::: INPUT :::

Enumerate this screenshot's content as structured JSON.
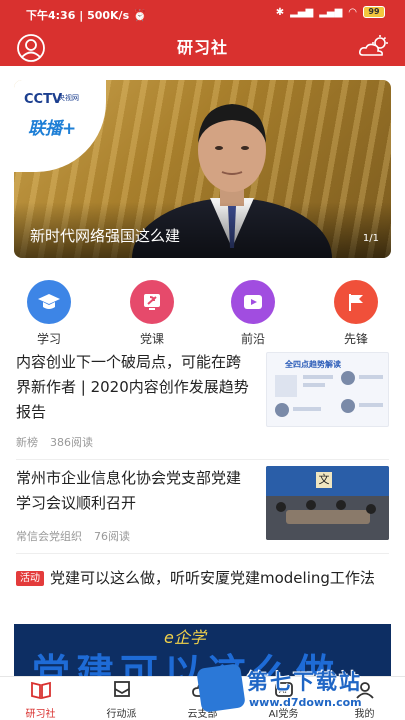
{
  "status": {
    "time": "下午4:36",
    "speed": "500K/s",
    "battery": "99"
  },
  "header": {
    "title": "研习社"
  },
  "banner": {
    "caption": "新时代网络强国这么建",
    "pager": "1/1",
    "logo_main": "CCTV",
    "logo_sub": "央视网",
    "logo_tag": "联播+"
  },
  "quick_icons": [
    {
      "label": "学习",
      "color": "#3d85e6",
      "icon": "graduation-cap-icon"
    },
    {
      "label": "党课",
      "color": "#e64a6b",
      "icon": "party-lesson-icon"
    },
    {
      "label": "前沿",
      "color": "#a14de0",
      "icon": "play-icon"
    },
    {
      "label": "先锋",
      "color": "#f0503a",
      "icon": "flag-icon"
    }
  ],
  "feed": [
    {
      "title": "内容创业下一个破局点，可能在跨界新作者 | 2020内容创作发展趋势报告",
      "source": "新榜",
      "reads": "386阅读",
      "thumb_text": "全四点趋势解读"
    },
    {
      "title": "常州市企业信息化协会党支部党建学习会议顺利召开",
      "source": "常信会党组织",
      "reads": "76阅读"
    },
    {
      "tag": "活动",
      "title": "党建可以这么做，听听安厦党建modeling工作法",
      "ad_big": "党建可以这么做",
      "ad_small": "e企学"
    }
  ],
  "bottom_nav": [
    {
      "label": "研习社",
      "icon": "book-icon",
      "active": true
    },
    {
      "label": "行动派",
      "icon": "flag-outline-icon",
      "active": false
    },
    {
      "label": "云支部",
      "icon": "cloud-icon",
      "active": false
    },
    {
      "label": "AI党务",
      "icon": "ai-icon",
      "active": false
    },
    {
      "label": "我的",
      "icon": "user-icon",
      "active": false
    }
  ],
  "watermark": {
    "text": "第七下载站",
    "url": "www.d7down.com"
  },
  "colors": {
    "brand_red": "#d9312f",
    "tag_red": "#e33b3b",
    "meta_gray": "#999999"
  }
}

:::

> INSTRUCTIONS FOR THE TASK
Take the listing above and print it exactly, apart from the pictures.

> EXERCISE SOLUTION
Enumerate this screenshot's content as structured JSON.
{
  "status": {
    "time": "下午4:36",
    "speed": "500K/s",
    "battery": "99"
  },
  "header": {
    "title": "研习社"
  },
  "banner": {
    "caption": "新时代网络强国这么建",
    "pager": "1/1",
    "logo_main": "CCTV",
    "logo_sub": "央视网",
    "logo_tag": "联播+"
  },
  "quick_icons": [
    {
      "label": "学习",
      "color": "#3d85e6",
      "icon": "graduation-cap-icon"
    },
    {
      "label": "党课",
      "color": "#e64a6b",
      "icon": "party-lesson-icon"
    },
    {
      "label": "前沿",
      "color": "#a14de0",
      "icon": "play-icon"
    },
    {
      "label": "先锋",
      "color": "#f0503a",
      "icon": "flag-icon"
    }
  ],
  "feed": [
    {
      "title": "内容创业下一个破局点，可能在跨界新作者 | 2020内容创作发展趋势报告",
      "source": "新榜",
      "reads": "386阅读",
      "thumb_text": "全四点趋势解读"
    },
    {
      "title": "常州市企业信息化协会党支部党建学习会议顺利召开",
      "source": "常信会党组织",
      "reads": "76阅读"
    },
    {
      "tag": "活动",
      "title": "党建可以这么做，听听安厦党建modeling工作法",
      "ad_big": "党建可以这么做",
      "ad_small": "e企学"
    }
  ],
  "bottom_nav": [
    {
      "label": "研习社",
      "icon": "book-icon",
      "active": true
    },
    {
      "label": "行动派",
      "icon": "flag-outline-icon",
      "active": false
    },
    {
      "label": "云支部",
      "icon": "cloud-icon",
      "active": false
    },
    {
      "label": "AI党务",
      "icon": "ai-icon",
      "active": false
    },
    {
      "label": "我的",
      "icon": "user-icon",
      "active": false
    }
  ],
  "watermark": {
    "text": "第七下载站",
    "url": "www.d7down.com"
  },
  "colors": {
    "brand_red": "#d9312f",
    "tag_red": "#e33b3b",
    "meta_gray": "#999999"
  }
}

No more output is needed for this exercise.